• Records about charts and figures:
· · ·
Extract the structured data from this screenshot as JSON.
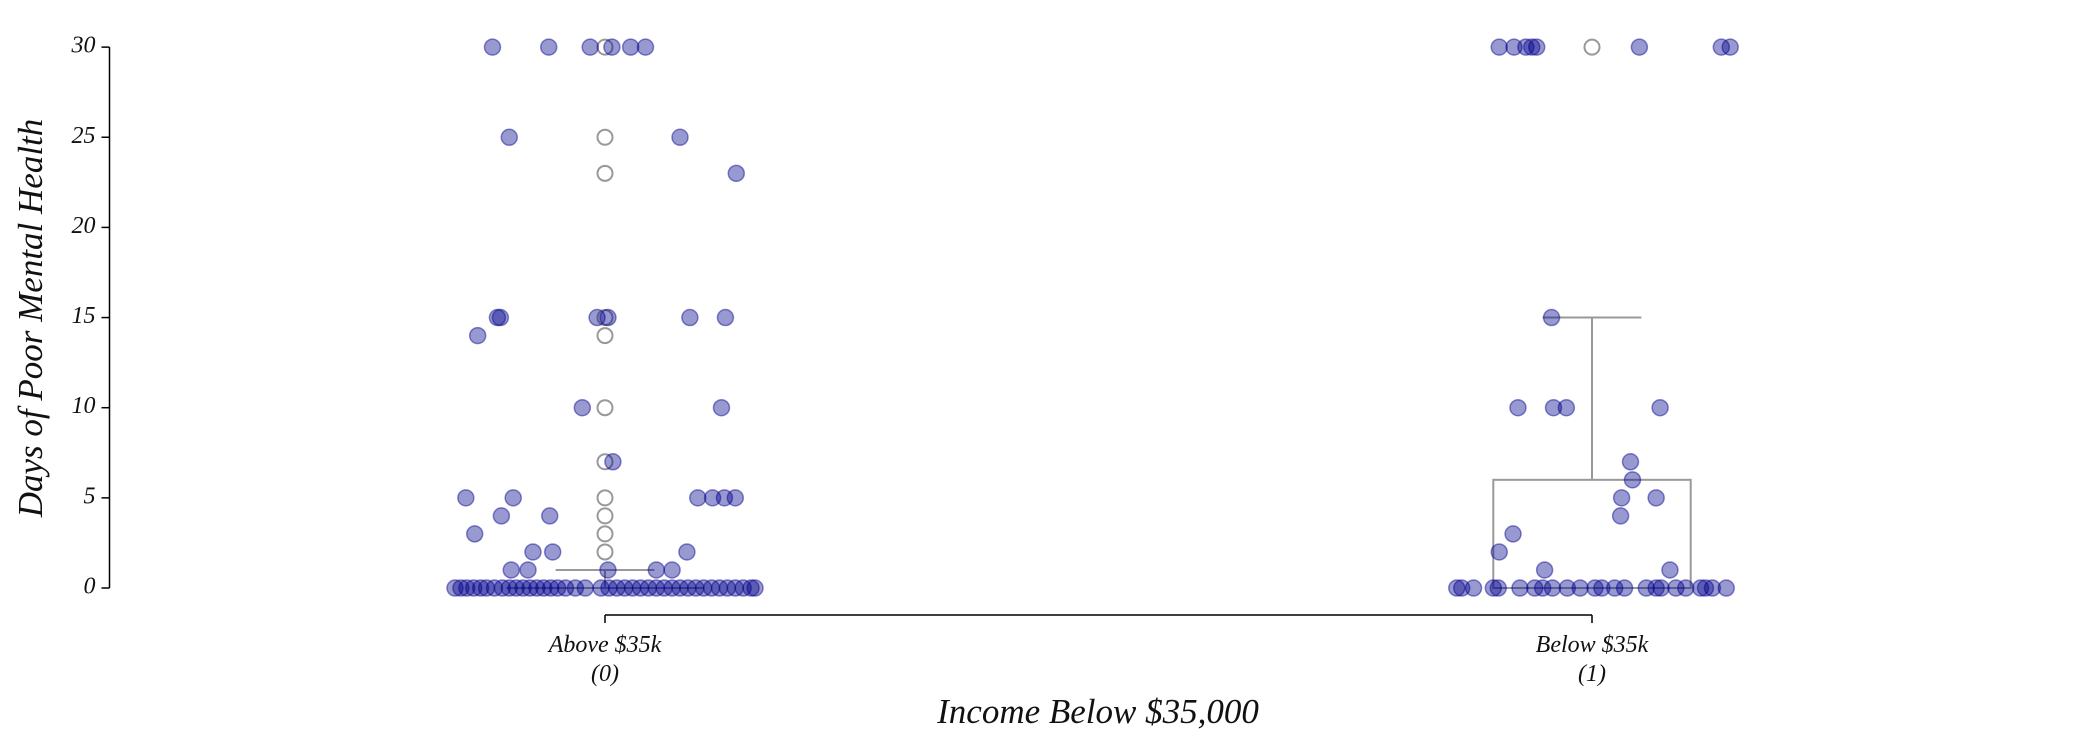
{
  "chart_data": {
    "type": "box-strip",
    "x_label": "Income Below $35,000",
    "y_label": "Days of Poor Mental Health",
    "xlim": [
      -0.5,
      1.5
    ],
    "xticks": [
      {
        "value": 0,
        "label": "Above $35k\n(0)"
      },
      {
        "value": 1,
        "label": "Below $35k\n(1)"
      }
    ],
    "ylim": [
      -1.5,
      30.5
    ],
    "yticks": [
      0,
      5,
      10,
      15,
      20,
      25,
      30
    ],
    "grid": false,
    "box_color": "#999999",
    "boxes": [
      {
        "q1": 0,
        "median": 0,
        "q3": 0,
        "whisker_low": 0,
        "whisker_high": 1,
        "outliers": [
          30,
          25,
          23,
          15,
          14,
          10,
          7,
          5,
          4,
          3,
          2
        ]
      },
      {
        "q1": 0,
        "median": 0,
        "q3": 6,
        "whisker_low": 0,
        "whisker_high": 15,
        "outliers": [
          30
        ]
      }
    ],
    "points": {
      "color": "#00008b",
      "x": [
        -0.114,
        -0.057,
        -0.015,
        0.007,
        0.026,
        0.041,
        -0.097,
        0.076,
        0.133,
        -0.109,
        -0.106,
        -0.008,
        0.003,
        0.086,
        0.122,
        -0.129,
        -0.023,
        0.118,
        0.008,
        -0.141,
        -0.093,
        0.094,
        0.109,
        0.121,
        0.132,
        -0.105,
        -0.056,
        -0.132,
        -0.073,
        -0.053,
        0.083,
        -0.095,
        -0.078,
        0.003,
        0.052,
        0.068,
        -0.152,
        -0.146,
        -0.14,
        -0.133,
        -0.126,
        -0.12,
        -0.112,
        -0.104,
        -0.097,
        -0.09,
        -0.083,
        -0.076,
        -0.069,
        -0.062,
        -0.055,
        -0.048,
        -0.04,
        -0.03,
        -0.02,
        -0.004,
        0.004,
        0.012,
        0.02,
        0.028,
        0.036,
        0.044,
        0.052,
        0.06,
        0.068,
        0.076,
        0.084,
        0.092,
        0.1,
        0.108,
        0.116,
        0.124,
        0.132,
        0.14,
        0.148,
        0.152,
        0.906,
        0.921,
        0.933,
        0.939,
        0.944,
        1.048,
        1.131,
        1.14,
        0.959,
        0.925,
        0.961,
        0.974,
        1.069,
        1.039,
        1.041,
        1.03,
        1.065,
        1.029,
        0.92,
        0.906,
        0.952,
        1.079,
        0.863,
        0.868,
        0.88,
        0.9,
        0.905,
        0.927,
        0.942,
        0.95,
        0.96,
        0.975,
        0.988,
        1.003,
        1.01,
        1.023,
        1.033,
        1.055,
        1.065,
        1.07,
        1.085,
        1.095,
        1.11,
        1.115,
        1.122,
        1.136
      ],
      "y": [
        30,
        30,
        30,
        30,
        30,
        30,
        25,
        25,
        23,
        15,
        15,
        15,
        15,
        15,
        15,
        14,
        10,
        10,
        7,
        5,
        5,
        5,
        5,
        5,
        5,
        4,
        4,
        3,
        2,
        2,
        2,
        1,
        1,
        1,
        1,
        1,
        0,
        0,
        0,
        0,
        0,
        0,
        0,
        0,
        0,
        0,
        0,
        0,
        0,
        0,
        0,
        0,
        0,
        0,
        0,
        0,
        0,
        0,
        0,
        0,
        0,
        0,
        0,
        0,
        0,
        0,
        0,
        0,
        0,
        0,
        0,
        0,
        0,
        0,
        0,
        0,
        30,
        30,
        30,
        30,
        30,
        30,
        30,
        30,
        15,
        10,
        10,
        10,
        10,
        7,
        6,
        5,
        5,
        4,
        3,
        2,
        1,
        1,
        0,
        0,
        0,
        0,
        0,
        0,
        0,
        0,
        0,
        0,
        0,
        0,
        0,
        0,
        0,
        0,
        0,
        0,
        0,
        0,
        0,
        0,
        0,
        0
      ]
    }
  }
}
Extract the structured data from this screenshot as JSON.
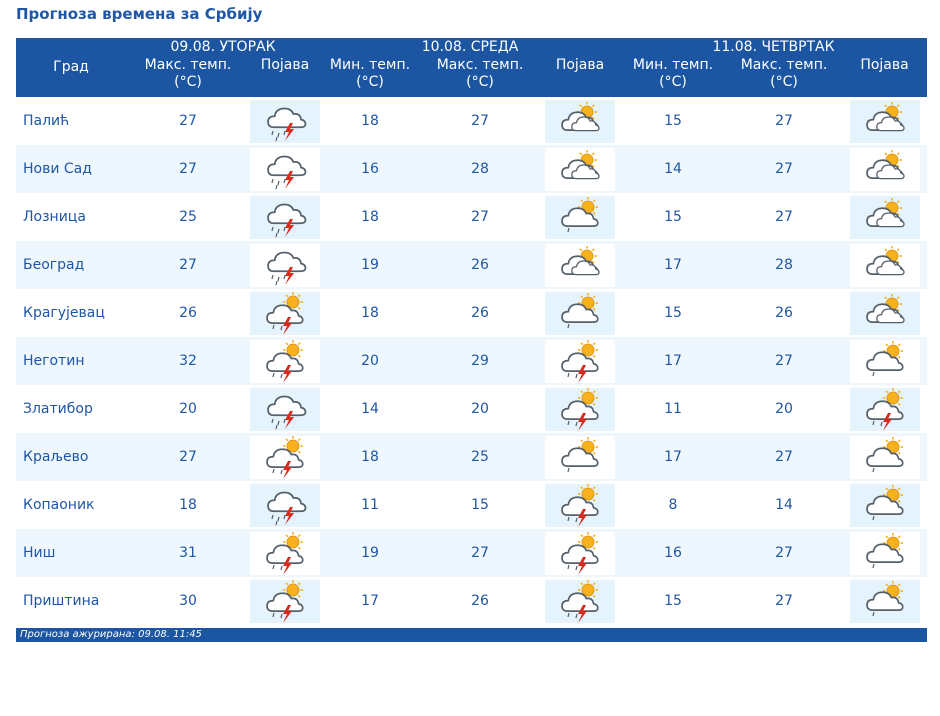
· · ·
Write out the listing above exactly as it stands, pictures excluded.

Extract the structured data from this screenshot as JSON.
{
  "chart_data": {
    "type": "box-strip",
    "x_label": "Income Below $35,000",
    "y_label": "Days of Poor Mental Health",
    "xlim": [
      -0.5,
      1.5
    ],
    "xticks": [
      {
        "value": 0,
        "label": "Above $35k\n(0)"
      },
      {
        "value": 1,
        "label": "Below $35k\n(1)"
      }
    ],
    "ylim": [
      -1.5,
      30.5
    ],
    "yticks": [
      0,
      5,
      10,
      15,
      20,
      25,
      30
    ],
    "grid": false,
    "box_color": "#999999",
    "boxes": [
      {
        "q1": 0,
        "median": 0,
        "q3": 0,
        "whisker_low": 0,
        "whisker_high": 1,
        "outliers": [
          30,
          25,
          23,
          15,
          14,
          10,
          7,
          5,
          4,
          3,
          2
        ]
      },
      {
        "q1": 0,
        "median": 0,
        "q3": 6,
        "whisker_low": 0,
        "whisker_high": 15,
        "outliers": [
          30
        ]
      }
    ],
    "points": {
      "color": "#00008b",
      "x": [
        -0.114,
        -0.057,
        -0.015,
        0.007,
        0.026,
        0.041,
        -0.097,
        0.076,
        0.133,
        -0.109,
        -0.106,
        -0.008,
        0.003,
        0.086,
        0.122,
        -0.129,
        -0.023,
        0.118,
        0.008,
        -0.141,
        -0.093,
        0.094,
        0.109,
        0.121,
        0.132,
        -0.105,
        -0.056,
        -0.132,
        -0.073,
        -0.053,
        0.083,
        -0.095,
        -0.078,
        0.003,
        0.052,
        0.068,
        -0.152,
        -0.146,
        -0.14,
        -0.133,
        -0.126,
        -0.12,
        -0.112,
        -0.104,
        -0.097,
        -0.09,
        -0.083,
        -0.076,
        -0.069,
        -0.062,
        -0.055,
        -0.048,
        -0.04,
        -0.03,
        -0.02,
        -0.004,
        0.004,
        0.012,
        0.02,
        0.028,
        0.036,
        0.044,
        0.052,
        0.06,
        0.068,
        0.076,
        0.084,
        0.092,
        0.1,
        0.108,
        0.116,
        0.124,
        0.132,
        0.14,
        0.148,
        0.152,
        0.906,
        0.921,
        0.933,
        0.939,
        0.944,
        1.048,
        1.131,
        1.14,
        0.959,
        0.925,
        0.961,
        0.974,
        1.069,
        1.039,
        1.041,
        1.03,
        1.065,
        1.029,
        0.92,
        0.906,
        0.952,
        1.079,
        0.863,
        0.868,
        0.88,
        0.9,
        0.905,
        0.927,
        0.942,
        0.95,
        0.96,
        0.975,
        0.988,
        1.003,
        1.01,
        1.023,
        1.033,
        1.055,
        1.065,
        1.07,
        1.085,
        1.095,
        1.11,
        1.115,
        1.122,
        1.136
      ],
      "y": [
        30,
        30,
        30,
        30,
        30,
        30,
        25,
        25,
        23,
        15,
        15,
        15,
        15,
        15,
        15,
        14,
        10,
        10,
        7,
        5,
        5,
        5,
        5,
        5,
        5,
        4,
        4,
        3,
        2,
        2,
        2,
        1,
        1,
        1,
        1,
        1,
        0,
        0,
        0,
        0,
        0,
        0,
        0,
        0,
        0,
        0,
        0,
        0,
        0,
        0,
        0,
        0,
        0,
        0,
        0,
        0,
        0,
        0,
        0,
        0,
        0,
        0,
        0,
        0,
        0,
        0,
        0,
        0,
        0,
        0,
        0,
        0,
        0,
        0,
        0,
        0,
        30,
        30,
        30,
        30,
        30,
        30,
        30,
        30,
        15,
        10,
        10,
        10,
        10,
        7,
        6,
        5,
        5,
        4,
        3,
        2,
        1,
        1,
        0,
        0,
        0,
        0,
        0,
        0,
        0,
        0,
        0,
        0,
        0,
        0,
        0,
        0,
        0,
        0,
        0,
        0,
        0,
        0,
        0,
        0,
        0,
        0
      ]
    }
  }
}
Extract the structured data from this screenshot as JSON.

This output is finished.